| PROBLEM TO SOLVE |
In the material below, repeat word for word the stretch from the line containing "Patent image size: (829, 1076)." through the line containing "In FIG. 21, the lugs 58 is at (165, 880).", including both of those lines.

- - -

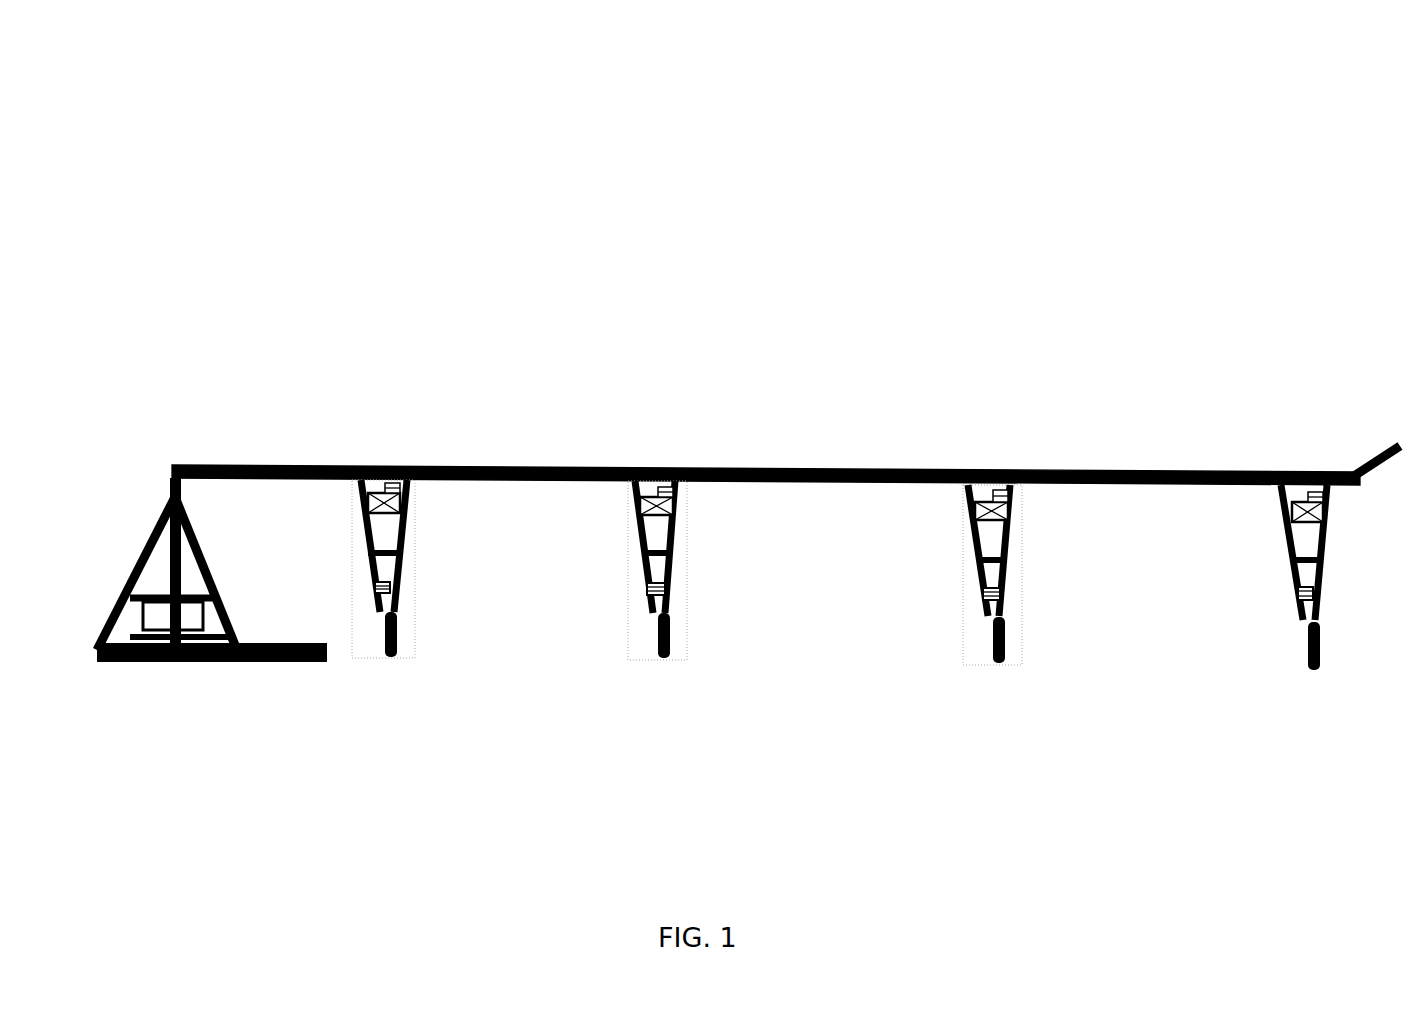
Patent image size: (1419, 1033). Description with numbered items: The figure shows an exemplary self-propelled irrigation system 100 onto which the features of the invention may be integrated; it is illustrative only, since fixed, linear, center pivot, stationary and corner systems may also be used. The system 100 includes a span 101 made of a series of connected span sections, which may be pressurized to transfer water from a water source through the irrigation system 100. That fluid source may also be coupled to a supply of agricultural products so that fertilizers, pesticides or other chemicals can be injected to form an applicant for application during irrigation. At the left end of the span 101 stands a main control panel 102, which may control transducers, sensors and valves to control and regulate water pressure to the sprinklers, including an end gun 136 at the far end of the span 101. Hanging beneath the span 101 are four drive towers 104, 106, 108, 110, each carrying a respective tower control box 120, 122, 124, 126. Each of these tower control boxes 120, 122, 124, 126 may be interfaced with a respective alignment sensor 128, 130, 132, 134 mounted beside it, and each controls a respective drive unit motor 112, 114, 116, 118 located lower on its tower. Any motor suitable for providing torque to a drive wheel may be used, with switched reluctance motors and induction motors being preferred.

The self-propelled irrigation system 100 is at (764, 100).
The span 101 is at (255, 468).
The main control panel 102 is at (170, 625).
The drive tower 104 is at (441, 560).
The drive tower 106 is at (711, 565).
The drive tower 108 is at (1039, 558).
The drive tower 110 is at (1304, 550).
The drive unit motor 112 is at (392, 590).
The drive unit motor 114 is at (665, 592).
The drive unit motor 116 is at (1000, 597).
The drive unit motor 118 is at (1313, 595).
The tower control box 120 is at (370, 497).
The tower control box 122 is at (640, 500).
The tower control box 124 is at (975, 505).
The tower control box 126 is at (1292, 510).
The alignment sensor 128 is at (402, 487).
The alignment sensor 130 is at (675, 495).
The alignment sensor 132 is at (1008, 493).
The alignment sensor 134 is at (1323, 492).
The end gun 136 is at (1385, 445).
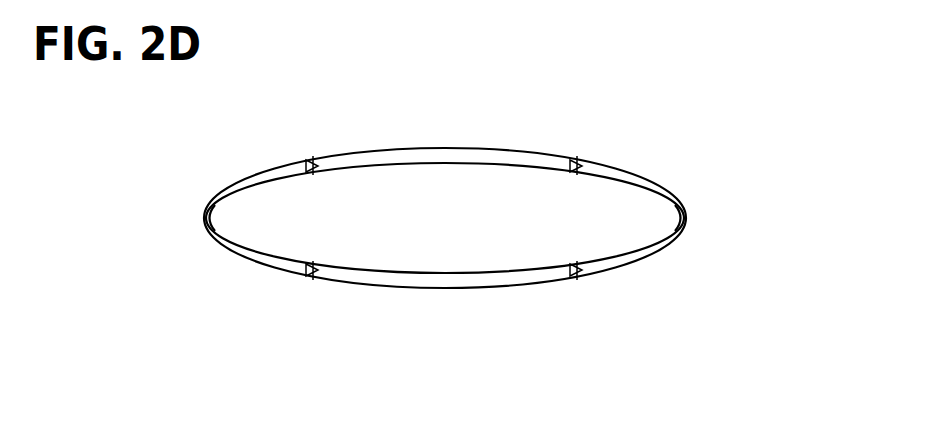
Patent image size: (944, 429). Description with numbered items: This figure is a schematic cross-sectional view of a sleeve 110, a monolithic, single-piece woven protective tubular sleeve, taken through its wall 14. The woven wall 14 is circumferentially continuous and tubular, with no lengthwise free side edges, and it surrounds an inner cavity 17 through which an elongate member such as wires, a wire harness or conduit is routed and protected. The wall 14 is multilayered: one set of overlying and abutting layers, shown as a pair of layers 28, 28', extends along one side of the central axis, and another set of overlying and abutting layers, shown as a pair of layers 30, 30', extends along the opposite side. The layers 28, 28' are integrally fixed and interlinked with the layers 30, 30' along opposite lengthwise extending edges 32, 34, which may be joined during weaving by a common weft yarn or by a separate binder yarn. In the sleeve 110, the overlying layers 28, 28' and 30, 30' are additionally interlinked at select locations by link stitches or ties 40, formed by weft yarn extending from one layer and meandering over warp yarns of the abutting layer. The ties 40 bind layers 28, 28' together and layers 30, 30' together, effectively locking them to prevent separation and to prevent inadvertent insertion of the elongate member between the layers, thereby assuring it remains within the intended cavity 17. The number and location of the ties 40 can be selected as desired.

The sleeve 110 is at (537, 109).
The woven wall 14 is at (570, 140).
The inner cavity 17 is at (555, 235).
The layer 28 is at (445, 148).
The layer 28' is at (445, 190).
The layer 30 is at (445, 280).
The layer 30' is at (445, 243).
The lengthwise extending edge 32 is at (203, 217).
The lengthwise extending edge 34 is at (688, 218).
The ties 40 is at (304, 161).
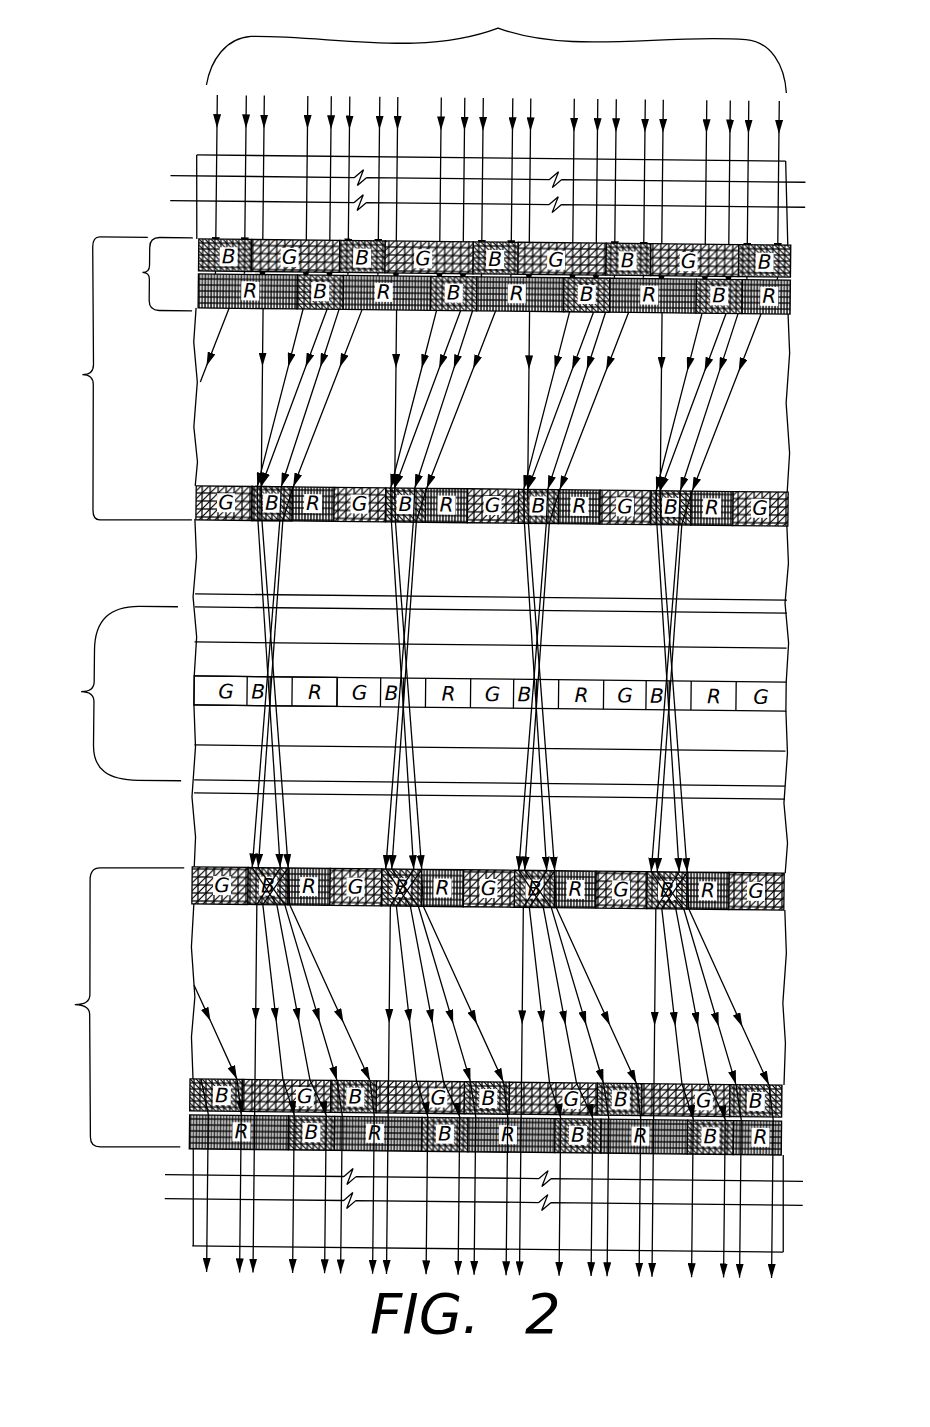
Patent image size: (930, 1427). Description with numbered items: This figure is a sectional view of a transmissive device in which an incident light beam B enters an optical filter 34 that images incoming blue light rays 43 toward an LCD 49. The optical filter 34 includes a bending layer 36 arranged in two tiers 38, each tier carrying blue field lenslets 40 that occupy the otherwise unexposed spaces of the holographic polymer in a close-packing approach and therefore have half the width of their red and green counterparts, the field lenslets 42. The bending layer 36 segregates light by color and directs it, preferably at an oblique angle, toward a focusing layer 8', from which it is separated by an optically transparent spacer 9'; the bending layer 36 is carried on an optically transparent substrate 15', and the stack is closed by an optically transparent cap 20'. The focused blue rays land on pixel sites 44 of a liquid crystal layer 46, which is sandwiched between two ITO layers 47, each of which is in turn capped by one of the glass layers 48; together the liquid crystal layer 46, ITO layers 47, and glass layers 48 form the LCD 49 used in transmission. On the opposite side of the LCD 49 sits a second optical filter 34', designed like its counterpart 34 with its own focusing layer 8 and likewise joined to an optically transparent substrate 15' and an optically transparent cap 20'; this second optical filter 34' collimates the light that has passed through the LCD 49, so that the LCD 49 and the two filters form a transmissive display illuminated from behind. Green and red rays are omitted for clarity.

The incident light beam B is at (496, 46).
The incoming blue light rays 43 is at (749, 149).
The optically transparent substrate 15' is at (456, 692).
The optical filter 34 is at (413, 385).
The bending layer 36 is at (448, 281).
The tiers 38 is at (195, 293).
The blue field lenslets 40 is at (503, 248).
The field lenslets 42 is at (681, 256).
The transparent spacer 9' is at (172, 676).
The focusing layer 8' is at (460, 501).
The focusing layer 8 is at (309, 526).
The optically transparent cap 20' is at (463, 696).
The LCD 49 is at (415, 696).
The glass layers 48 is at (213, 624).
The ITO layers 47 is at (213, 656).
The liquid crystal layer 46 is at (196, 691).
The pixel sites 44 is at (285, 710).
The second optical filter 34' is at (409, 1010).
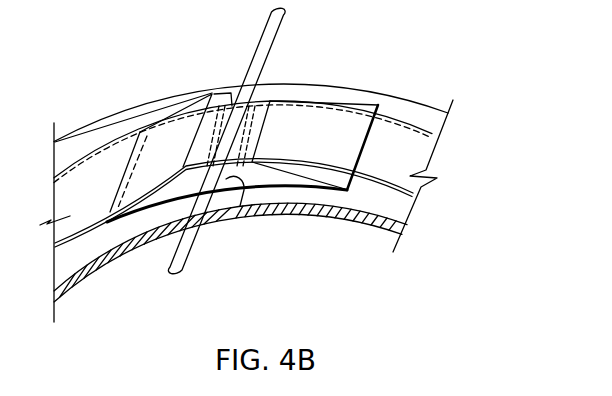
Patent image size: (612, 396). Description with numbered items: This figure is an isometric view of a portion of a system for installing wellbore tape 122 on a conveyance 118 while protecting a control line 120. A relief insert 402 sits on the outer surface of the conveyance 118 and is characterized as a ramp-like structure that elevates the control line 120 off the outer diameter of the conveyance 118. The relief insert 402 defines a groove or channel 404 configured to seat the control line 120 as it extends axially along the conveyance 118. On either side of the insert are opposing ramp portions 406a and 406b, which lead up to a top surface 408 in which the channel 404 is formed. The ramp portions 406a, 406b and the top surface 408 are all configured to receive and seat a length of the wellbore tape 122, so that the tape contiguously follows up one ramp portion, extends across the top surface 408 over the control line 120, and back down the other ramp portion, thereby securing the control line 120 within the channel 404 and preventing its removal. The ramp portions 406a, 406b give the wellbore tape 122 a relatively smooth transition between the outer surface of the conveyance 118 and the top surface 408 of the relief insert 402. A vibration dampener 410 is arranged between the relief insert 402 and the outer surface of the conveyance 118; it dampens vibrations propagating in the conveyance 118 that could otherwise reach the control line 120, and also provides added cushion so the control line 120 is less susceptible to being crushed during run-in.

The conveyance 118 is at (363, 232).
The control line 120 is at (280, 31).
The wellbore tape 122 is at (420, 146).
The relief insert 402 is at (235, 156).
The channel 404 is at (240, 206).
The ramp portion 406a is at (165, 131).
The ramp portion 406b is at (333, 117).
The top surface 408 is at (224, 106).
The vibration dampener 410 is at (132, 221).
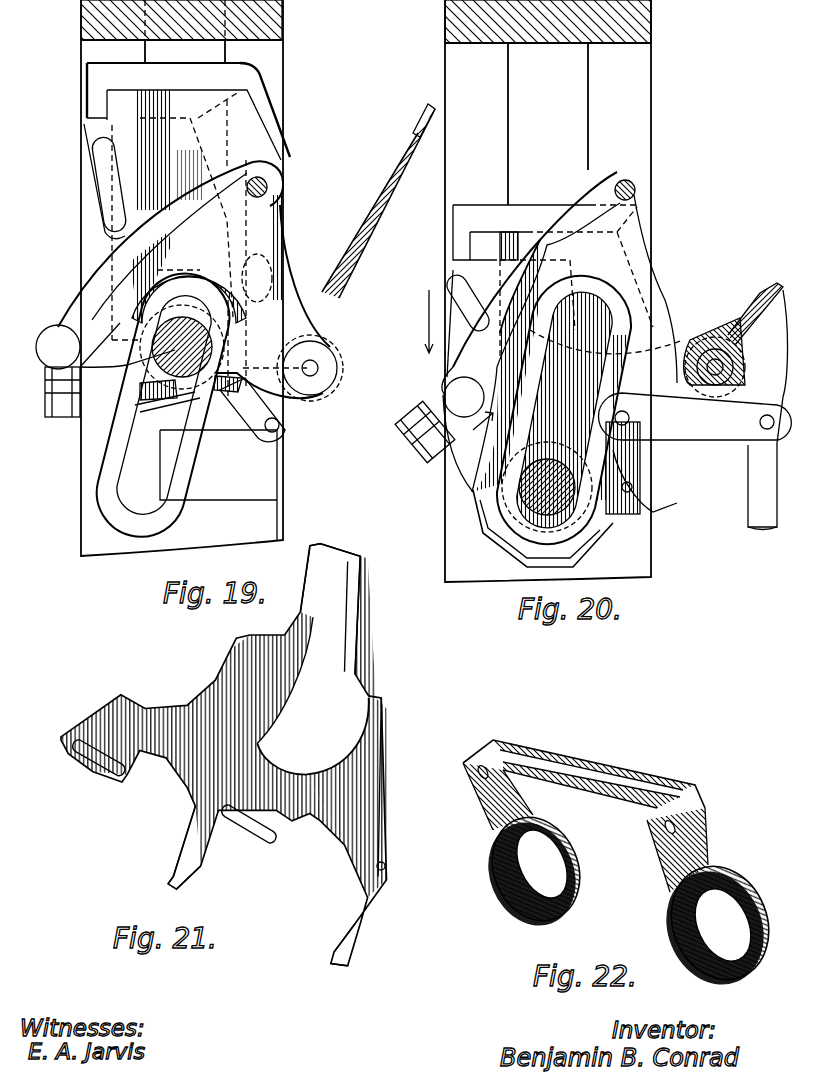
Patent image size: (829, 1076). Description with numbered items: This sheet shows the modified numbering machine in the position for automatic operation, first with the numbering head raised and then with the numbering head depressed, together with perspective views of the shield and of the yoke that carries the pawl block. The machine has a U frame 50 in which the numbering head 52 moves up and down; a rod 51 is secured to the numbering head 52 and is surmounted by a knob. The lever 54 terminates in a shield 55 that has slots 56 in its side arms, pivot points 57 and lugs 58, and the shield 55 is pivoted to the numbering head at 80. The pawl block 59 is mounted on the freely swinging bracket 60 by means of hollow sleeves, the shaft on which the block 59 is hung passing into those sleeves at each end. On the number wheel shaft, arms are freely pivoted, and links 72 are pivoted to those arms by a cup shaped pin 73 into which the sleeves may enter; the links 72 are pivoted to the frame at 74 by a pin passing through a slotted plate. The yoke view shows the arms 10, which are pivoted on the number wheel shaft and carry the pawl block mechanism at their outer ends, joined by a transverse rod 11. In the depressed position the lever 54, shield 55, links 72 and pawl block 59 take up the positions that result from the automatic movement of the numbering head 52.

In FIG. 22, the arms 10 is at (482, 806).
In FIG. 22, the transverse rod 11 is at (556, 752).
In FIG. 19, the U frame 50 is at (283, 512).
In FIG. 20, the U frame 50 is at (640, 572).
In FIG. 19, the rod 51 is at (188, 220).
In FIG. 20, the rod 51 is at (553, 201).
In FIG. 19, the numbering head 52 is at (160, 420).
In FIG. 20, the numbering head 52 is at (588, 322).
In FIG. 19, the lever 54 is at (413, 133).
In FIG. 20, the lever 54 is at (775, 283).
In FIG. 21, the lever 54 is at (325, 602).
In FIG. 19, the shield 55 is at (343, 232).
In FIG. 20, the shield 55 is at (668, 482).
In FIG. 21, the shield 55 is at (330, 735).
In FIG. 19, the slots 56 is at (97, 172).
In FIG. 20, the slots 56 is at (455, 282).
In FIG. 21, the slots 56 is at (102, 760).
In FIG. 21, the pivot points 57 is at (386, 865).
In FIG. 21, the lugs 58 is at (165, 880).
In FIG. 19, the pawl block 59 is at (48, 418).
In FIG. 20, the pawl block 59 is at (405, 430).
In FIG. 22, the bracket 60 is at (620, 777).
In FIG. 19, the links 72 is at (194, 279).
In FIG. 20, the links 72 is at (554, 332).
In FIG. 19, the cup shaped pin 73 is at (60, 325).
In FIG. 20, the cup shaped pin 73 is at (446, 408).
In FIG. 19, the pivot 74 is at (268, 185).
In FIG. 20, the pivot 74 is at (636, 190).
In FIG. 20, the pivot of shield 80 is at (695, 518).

- - -

| RESPONSE TO THE TASK |
Patent image size: (829, 1076). Description with numbered items: This sheet shows the modified numbering machine in the position for automatic operation, first with the numbering head raised and then with the numbering head depressed, together with perspective views of the shield and of the yoke that carries the pawl block. The machine has a U frame 50 in which the numbering head 52 moves up and down; a rod 51 is secured to the numbering head 52 and is surmounted by a knob. The lever 54 terminates in a shield 55 that has slots 56 in its side arms, pivot points 57 and lugs 58, and the shield 55 is pivoted to the numbering head at 80. The pawl block 59 is mounted on the freely swinging bracket 60 by means of hollow sleeves, the shaft on which the block 59 is hung passing into those sleeves at each end. On the number wheel shaft, arms are freely pivoted, and links 72 are pivoted to those arms by a cup shaped pin 73 into which the sleeves may enter; the links 72 are pivoted to the frame at 74 by a pin passing through a slotted plate. The yoke view shows the arms 10, which are pivoted on the number wheel shaft and carry the pawl block mechanism at their outer ends, joined by a transverse rod 11. In the depressed position the lever 54, shield 55, links 72 and pawl block 59 take up the positions that result from the automatic movement of the numbering head 52.

In FIG. 22, the arms 10 is at (482, 806).
In FIG. 22, the transverse rod 11 is at (556, 752).
In FIG. 19, the U frame 50 is at (283, 512).
In FIG. 20, the U frame 50 is at (640, 572).
In FIG. 19, the rod 51 is at (188, 220).
In FIG. 20, the rod 51 is at (553, 201).
In FIG. 19, the numbering head 52 is at (160, 420).
In FIG. 20, the numbering head 52 is at (588, 322).
In FIG. 19, the lever 54 is at (413, 133).
In FIG. 20, the lever 54 is at (775, 283).
In FIG. 21, the lever 54 is at (325, 602).
In FIG. 19, the shield 55 is at (343, 232).
In FIG. 20, the shield 55 is at (668, 482).
In FIG. 21, the shield 55 is at (330, 735).
In FIG. 19, the slots 56 is at (97, 172).
In FIG. 20, the slots 56 is at (455, 282).
In FIG. 21, the slots 56 is at (102, 760).
In FIG. 21, the pivot points 57 is at (386, 865).
In FIG. 21, the lugs 58 is at (165, 880).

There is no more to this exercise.